Page ->
What Does It Mean To Live In Evolution?

Recently, I was at a retreat house in New Jersey with a group of older religious Sisters who were finishing up a week of prayer and reflection.  I sat across from a retired Sister of Saint Joseph at dinner one evening and she asked me, what does it mean to live in evolution?  All this talk about evolution, she said, I am not sure I really understand it [or why we need to keep talking about it!]  I am sure a lot of people have the same question. Can’t we just talk about God, people, and politics?  What’s the big deal about evolution?

First, it is important to recognize that every person has a particular world view.  A world view is the way one views the world; it is based on culture, religious beliefs, and orientation to the world.  For years we were told that heaven is above us and God watches over us.  If we do good in this life, then at death we will go to heaven to live with God forever.  The four pillars of this world view are quite familiar to us: heaven, hell, judgement, and death.  Do good, avoid evil so when you die you will go to heaven to live with God forever.  In a sense, this worldview is like a box bounded on four sides.  In the box are certain key elements:  God, world, love, sin, death, eternal life.  Because it is closed, nothing new can happen in the box of life.  Life means following the rules until you get to the other side.  There is no room for transformation.  Anything new distorts the status quo.  So, if I am living in an all-white neighborhood and I am taught from childhood on that Jesus saves only white people and a black family moves next door, I can become outraged, since my world is white, middle-class, with western European roots, and a black family from Africa is simply an anomaly.  The phrase “they are not part of us” is an expression of my closed world view based on what I was taught about us and what I believe about us, namely, that we are superior in every way.  Similarly, I can become upset if the Pope announces that clergy can now be married, or women will be ordained deacons.  If I grew up in a Church with celibate males and no women on the altar, then such changes can disrupt my religious world to the point where they can seem opposed to what God has ordained.

Evolution topples this fixed static world view.  The word “evolution” comes from the Latin evolvere meaning “to unfold.”  To say life unfolds means change is part of nature; we are on the move.   The universe we are a part of has a long history and an infinite future; it is expanding. There are no fixed rules in nature; rather, there are operative principles and patterns that enable nature to sustain itself and for life to flourish.  Nature is malleable and can do new things; there is novelty in nature.  Given sufficient time and the right conditions, new things will form.  There is no “above” or “below” earth, there is rather the planet earth which is part of the Milky Way galaxy which is part of other galaxies which are part of a cosmos or whole.  Where is God in this world view?  From a Christian perspective, we know God to be within, the empowering center of every element of life.   In the Incarnation God assumes materiality.  God enters into that which is not God and, through the rise of consciousness, one becomes aware of the presence of God.  Jesus symbolizes the human capacity for this awakening.  But God is also ahead because God is always more than anything that exists.  Hence God is our future, the One in whom the fullness of new life exists.  So God is in every person, leaf, and star, and the future of everything that exists.  How do we know this to be true?  Because science studies nature and God is the ground of nature, the mysterious depth of nature, and the future of nature’s becoming.  Faith seeks understanding, Saint Augustine said, and science deepens our understanding of nature.  And what science tells us today is that nature is formed by entangled fields of energy.  From the most basic levels of life up to the human person, we are bound together by webs of energy. And these interlocking energy webs are in movement.  Strangely enough, they are moving toward more complex levels of relationship and higher levels of consciousness.  Evolution means that life is a dynamic process; it is not static.  In an evolutionary world, life embraces change, chance, and randomness.

Given data ->
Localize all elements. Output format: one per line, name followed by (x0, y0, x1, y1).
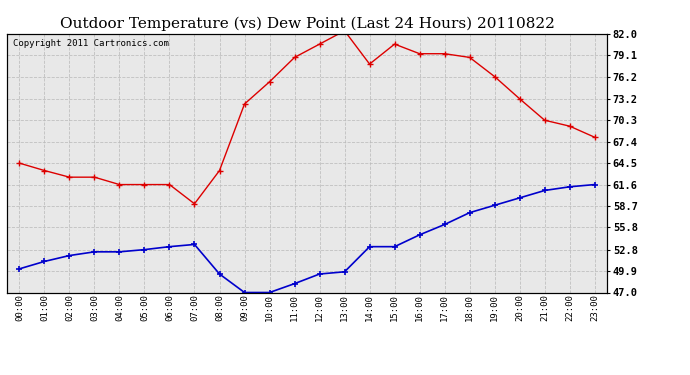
Text: Copyright 2011 Cartronics.com: Copyright 2011 Cartronics.com (13, 39, 169, 48)
Title: Outdoor Temperature (vs) Dew Point (Last 24 Hours) 20110822: Outdoor Temperature (vs) Dew Point (Last… (59, 17, 555, 31)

Exercise brief -> Translate this sentence from the evolution essay into Spanish: "Evolution means that life is a dynamic process; it is not static."

Full output -> La evolución significa que la vida es un proceso dinámico; no es estática.